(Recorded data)
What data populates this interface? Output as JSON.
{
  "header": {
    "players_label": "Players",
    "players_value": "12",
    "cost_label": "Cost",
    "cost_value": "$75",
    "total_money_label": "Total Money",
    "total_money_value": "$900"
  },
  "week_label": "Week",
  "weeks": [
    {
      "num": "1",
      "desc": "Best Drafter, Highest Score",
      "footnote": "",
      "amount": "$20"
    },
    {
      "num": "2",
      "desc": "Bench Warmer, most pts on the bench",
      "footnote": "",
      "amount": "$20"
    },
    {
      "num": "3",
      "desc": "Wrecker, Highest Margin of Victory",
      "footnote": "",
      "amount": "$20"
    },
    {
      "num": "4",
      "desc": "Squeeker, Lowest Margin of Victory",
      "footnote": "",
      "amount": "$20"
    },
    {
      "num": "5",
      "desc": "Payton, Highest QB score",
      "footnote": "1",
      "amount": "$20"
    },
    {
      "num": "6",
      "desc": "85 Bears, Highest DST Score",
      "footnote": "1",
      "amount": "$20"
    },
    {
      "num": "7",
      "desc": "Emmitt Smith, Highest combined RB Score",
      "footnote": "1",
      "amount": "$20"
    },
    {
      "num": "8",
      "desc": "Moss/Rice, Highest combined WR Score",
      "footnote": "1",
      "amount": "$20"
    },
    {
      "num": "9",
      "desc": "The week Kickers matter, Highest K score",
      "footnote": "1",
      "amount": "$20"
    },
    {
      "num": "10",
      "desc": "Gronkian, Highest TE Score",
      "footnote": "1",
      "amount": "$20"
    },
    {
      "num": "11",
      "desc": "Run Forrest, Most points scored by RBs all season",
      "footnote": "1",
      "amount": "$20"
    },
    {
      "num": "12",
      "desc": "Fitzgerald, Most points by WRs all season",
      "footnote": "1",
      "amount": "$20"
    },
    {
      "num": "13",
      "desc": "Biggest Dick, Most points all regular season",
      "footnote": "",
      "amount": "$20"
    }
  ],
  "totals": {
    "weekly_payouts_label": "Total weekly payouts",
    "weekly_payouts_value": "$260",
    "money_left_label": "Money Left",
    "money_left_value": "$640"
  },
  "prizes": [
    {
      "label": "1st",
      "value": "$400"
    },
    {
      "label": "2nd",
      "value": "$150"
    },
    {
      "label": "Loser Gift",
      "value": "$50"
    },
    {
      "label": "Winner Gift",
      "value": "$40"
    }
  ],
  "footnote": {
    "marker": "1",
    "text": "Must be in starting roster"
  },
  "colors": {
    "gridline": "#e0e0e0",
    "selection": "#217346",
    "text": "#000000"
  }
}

YOUR GOAL: Where a line contains "season", copy that line.

TASK ANSWER:
      "desc": "Run Forrest, Most points scored by RBs all season",
      "desc": "Fitzgerald, Most points by WRs all season",
      "desc": "Biggest Dick, Most points all regular season",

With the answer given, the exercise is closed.